DESCRIPTION OF THE TASK: Each line of the material must be returned exactly.

PROVIDED DATA:

** START **

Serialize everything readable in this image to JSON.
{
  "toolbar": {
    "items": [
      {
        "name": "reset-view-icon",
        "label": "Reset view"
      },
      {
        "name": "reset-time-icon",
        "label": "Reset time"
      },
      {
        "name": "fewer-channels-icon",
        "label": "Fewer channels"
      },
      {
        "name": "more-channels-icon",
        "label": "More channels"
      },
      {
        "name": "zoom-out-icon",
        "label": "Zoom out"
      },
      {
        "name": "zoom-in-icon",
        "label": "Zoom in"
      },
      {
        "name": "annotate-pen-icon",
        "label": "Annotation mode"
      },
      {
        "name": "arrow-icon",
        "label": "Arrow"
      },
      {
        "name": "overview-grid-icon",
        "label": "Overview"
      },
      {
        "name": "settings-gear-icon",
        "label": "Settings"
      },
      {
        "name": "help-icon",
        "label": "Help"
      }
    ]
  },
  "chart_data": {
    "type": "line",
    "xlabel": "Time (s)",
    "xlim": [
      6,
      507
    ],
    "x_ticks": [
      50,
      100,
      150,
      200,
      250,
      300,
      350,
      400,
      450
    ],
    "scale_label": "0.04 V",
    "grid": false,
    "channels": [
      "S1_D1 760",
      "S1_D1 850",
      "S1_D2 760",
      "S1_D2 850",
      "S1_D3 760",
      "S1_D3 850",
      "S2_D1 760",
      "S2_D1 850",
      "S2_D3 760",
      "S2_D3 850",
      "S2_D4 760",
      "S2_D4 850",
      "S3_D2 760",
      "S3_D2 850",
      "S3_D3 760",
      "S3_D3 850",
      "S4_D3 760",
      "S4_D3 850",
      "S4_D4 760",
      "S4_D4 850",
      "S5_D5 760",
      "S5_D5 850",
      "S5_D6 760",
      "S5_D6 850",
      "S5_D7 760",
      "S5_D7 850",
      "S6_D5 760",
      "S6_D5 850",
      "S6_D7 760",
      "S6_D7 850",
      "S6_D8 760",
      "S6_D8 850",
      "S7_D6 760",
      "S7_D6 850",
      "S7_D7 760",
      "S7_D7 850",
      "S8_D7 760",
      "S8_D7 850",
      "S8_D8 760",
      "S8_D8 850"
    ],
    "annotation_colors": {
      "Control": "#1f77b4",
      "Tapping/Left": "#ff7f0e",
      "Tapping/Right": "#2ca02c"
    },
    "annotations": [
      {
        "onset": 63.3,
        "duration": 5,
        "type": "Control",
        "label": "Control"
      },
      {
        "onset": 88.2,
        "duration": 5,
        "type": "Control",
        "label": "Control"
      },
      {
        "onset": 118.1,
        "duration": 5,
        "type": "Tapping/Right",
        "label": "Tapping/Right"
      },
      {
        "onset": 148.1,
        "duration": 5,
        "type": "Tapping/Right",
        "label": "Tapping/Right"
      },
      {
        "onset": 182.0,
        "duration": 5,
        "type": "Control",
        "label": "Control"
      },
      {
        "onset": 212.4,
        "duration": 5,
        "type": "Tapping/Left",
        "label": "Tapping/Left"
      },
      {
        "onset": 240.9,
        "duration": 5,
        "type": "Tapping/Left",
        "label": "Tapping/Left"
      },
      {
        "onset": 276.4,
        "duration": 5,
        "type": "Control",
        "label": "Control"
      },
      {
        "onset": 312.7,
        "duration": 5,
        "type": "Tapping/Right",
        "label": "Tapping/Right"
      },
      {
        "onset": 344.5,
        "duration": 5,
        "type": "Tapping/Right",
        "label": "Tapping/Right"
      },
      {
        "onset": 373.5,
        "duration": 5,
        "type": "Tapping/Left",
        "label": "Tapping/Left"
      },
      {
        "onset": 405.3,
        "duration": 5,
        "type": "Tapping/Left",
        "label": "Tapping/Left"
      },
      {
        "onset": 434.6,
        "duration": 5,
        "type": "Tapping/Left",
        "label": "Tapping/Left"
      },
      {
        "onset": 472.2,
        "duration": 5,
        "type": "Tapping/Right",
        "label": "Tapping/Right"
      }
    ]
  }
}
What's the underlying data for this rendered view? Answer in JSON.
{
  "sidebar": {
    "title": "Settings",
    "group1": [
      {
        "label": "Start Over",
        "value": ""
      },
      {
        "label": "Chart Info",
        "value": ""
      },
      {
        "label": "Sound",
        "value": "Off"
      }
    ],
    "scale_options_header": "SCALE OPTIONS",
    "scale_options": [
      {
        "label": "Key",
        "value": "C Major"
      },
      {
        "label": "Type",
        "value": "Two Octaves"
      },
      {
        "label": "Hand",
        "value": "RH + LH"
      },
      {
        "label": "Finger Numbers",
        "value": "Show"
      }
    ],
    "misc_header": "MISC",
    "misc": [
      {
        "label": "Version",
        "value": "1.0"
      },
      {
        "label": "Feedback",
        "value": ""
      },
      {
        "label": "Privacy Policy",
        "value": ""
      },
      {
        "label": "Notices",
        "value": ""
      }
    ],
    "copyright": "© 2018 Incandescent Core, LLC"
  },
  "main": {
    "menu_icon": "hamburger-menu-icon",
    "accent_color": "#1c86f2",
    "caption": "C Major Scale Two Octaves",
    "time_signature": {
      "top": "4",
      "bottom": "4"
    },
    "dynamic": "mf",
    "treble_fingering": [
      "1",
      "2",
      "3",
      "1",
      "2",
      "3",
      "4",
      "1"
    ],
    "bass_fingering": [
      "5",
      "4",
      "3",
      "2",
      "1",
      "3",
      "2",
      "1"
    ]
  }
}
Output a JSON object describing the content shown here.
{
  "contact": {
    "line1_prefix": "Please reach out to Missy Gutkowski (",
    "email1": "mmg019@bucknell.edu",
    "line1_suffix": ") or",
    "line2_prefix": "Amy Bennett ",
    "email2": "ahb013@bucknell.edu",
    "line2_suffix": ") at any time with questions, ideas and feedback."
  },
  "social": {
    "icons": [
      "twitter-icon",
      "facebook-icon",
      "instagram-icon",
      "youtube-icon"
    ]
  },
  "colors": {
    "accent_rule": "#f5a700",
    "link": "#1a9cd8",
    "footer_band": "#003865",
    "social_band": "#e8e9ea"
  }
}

** END **

SOLUTION TO THIS PROBLEM:
Serialize everything readable in this image to JSON.
{
  "toolbar": {
    "items": [
      {
        "name": "reset-view-icon",
        "label": "Reset view"
      },
      {
        "name": "reset-time-icon",
        "label": "Reset time"
      },
      {
        "name": "fewer-channels-icon",
        "label": "Fewer channels"
      },
      {
        "name": "more-channels-icon",
        "label": "More channels"
      },
      {
        "name": "zoom-out-icon",
        "label": "Zoom out"
      },
      {
        "name": "zoom-in-icon",
        "label": "Zoom in"
      },
      {
        "name": "annotate-pen-icon",
        "label": "Annotation mode"
      },
      {
        "name": "arrow-icon",
        "label": "Arrow"
      },
      {
        "name": "overview-grid-icon",
        "label": "Overview"
      },
      {
        "name": "settings-gear-icon",
        "label": "Settings"
      },
      {
        "name": "help-icon",
        "label": "Help"
      }
    ]
  },
  "chart_data": {
    "type": "line",
    "xlabel": "Time (s)",
    "xlim": [
      6,
      507
    ],
    "x_ticks": [
      50,
      100,
      150,
      200,
      250,
      300,
      350,
      400,
      450
    ],
    "scale_label": "0.04 V",
    "grid": false,
    "channels": [
      "S1_D1 760",
      "S1_D1 850",
      "S1_D2 760",
      "S1_D2 850",
      "S1_D3 760",
      "S1_D3 850",
      "S2_D1 760",
      "S2_D1 850",
      "S2_D3 760",
      "S2_D3 850",
      "S2_D4 760",
      "S2_D4 850",
      "S3_D2 760",
      "S3_D2 850",
      "S3_D3 760",
      "S3_D3 850",
      "S4_D3 760",
      "S4_D3 850",
      "S4_D4 760",
      "S4_D4 850",
      "S5_D5 760",
      "S5_D5 850",
      "S5_D6 760",
      "S5_D6 850",
      "S5_D7 760",
      "S5_D7 850",
      "S6_D5 760",
      "S6_D5 850",
      "S6_D7 760",
      "S6_D7 850",
      "S6_D8 760",
      "S6_D8 850",
      "S7_D6 760",
      "S7_D6 850",
      "S7_D7 760",
      "S7_D7 850",
      "S8_D7 760",
      "S8_D7 850",
      "S8_D8 760",
      "S8_D8 850"
    ],
    "annotation_colors": {
      "Control": "#1f77b4",
      "Tapping/Left": "#ff7f0e",
      "Tapping/Right": "#2ca02c"
    },
    "annotations": [
      {
        "onset": 63.3,
        "duration": 5,
        "type": "Control",
        "label": "Control"
      },
      {
        "onset": 88.2,
        "duration": 5,
        "type": "Control",
        "label": "Control"
      },
      {
        "onset": 118.1,
        "duration": 5,
        "type": "Tapping/Right",
        "label": "Tapping/Right"
      },
      {
        "onset": 148.1,
        "duration": 5,
        "type": "Tapping/Right",
        "label": "Tapping/Right"
      },
      {
        "onset": 182.0,
        "duration": 5,
        "type": "Control",
        "label": "Control"
      },
      {
        "onset": 212.4,
        "duration": 5,
        "type": "Tapping/Left",
        "label": "Tapping/Left"
      },
      {
        "onset": 240.9,
        "duration": 5,
        "type": "Tapping/Left",
        "label": "Tapping/Left"
      },
      {
        "onset": 276.4,
        "duration": 5,
        "type": "Control",
        "label": "Control"
      },
      {
        "onset": 312.7,
        "duration": 5,
        "type": "Tapping/Right",
        "label": "Tapping/Right"
      },
      {
        "onset": 344.5,
        "duration": 5,
        "type": "Tapping/Right",
        "label": "Tapping/Right"
      },
      {
        "onset": 373.5,
        "duration": 5,
        "type": "Tapping/Left",
        "label": "Tapping/Left"
      },
      {
        "onset": 405.3,
        "duration": 5,
        "type": "Tapping/Left",
        "label": "Tapping/Left"
      },
      {
        "onset": 434.6,
        "duration": 5,
        "type": "Tapping/Left",
        "label": "Tapping/Left"
      },
      {
        "onset": 472.2,
        "duration": 5,
        "type": "Tapping/Right",
        "label": "Tapping/Right"
      }
    ]
  }
}
What's the underlying data for this rendered view? Answer in JSON.
{
  "sidebar": {
    "title": "Settings",
    "group1": [
      {
        "label": "Start Over",
        "value": ""
      },
      {
        "label": "Chart Info",
        "value": ""
      },
      {
        "label": "Sound",
        "value": "Off"
      }
    ],
    "scale_options_header": "SCALE OPTIONS",
    "scale_options": [
      {
        "label": "Key",
        "value": "C Major"
      },
      {
        "label": "Type",
        "value": "Two Octaves"
      },
      {
        "label": "Hand",
        "value": "RH + LH"
      },
      {
        "label": "Finger Numbers",
        "value": "Show"
      }
    ],
    "misc_header": "MISC",
    "misc": [
      {
        "label": "Version",
        "value": "1.0"
      },
      {
        "label": "Feedback",
        "value": ""
      },
      {
        "label": "Privacy Policy",
        "value": ""
      },
      {
        "label": "Notices",
        "value": ""
      }
    ],
    "copyright": "© 2018 Incandescent Core, LLC"
  },
  "main": {
    "menu_icon": "hamburger-menu-icon",
    "accent_color": "#1c86f2",
    "caption": "C Major Scale Two Octaves",
    "time_signature": {
      "top": "4",
      "bottom": "4"
    },
    "dynamic": "mf",
    "treble_fingering": [
      "1",
      "2",
      "3",
      "1",
      "2",
      "3",
      "4",
      "1"
    ],
    "bass_fingering": [
      "5",
      "4",
      "3",
      "2",
      "1",
      "3",
      "2",
      "1"
    ]
  }
}
Output a JSON object describing the content shown here.
{
  "contact": {
    "line1_prefix": "Please reach out to Missy Gutkowski (",
    "email1": "mmg019@bucknell.edu",
    "line1_suffix": ") or",
    "line2_prefix": "Amy Bennett ",
    "email2": "ahb013@bucknell.edu",
    "line2_suffix": ") at any time with questions, ideas and feedback."
  },
  "social": {
    "icons": [
      "twitter-icon",
      "facebook-icon",
      "instagram-icon",
      "youtube-icon"
    ]
  },
  "colors": {
    "accent_rule": "#f5a700",
    "link": "#1a9cd8",
    "footer_band": "#003865",
    "social_band": "#e8e9ea"
  }
}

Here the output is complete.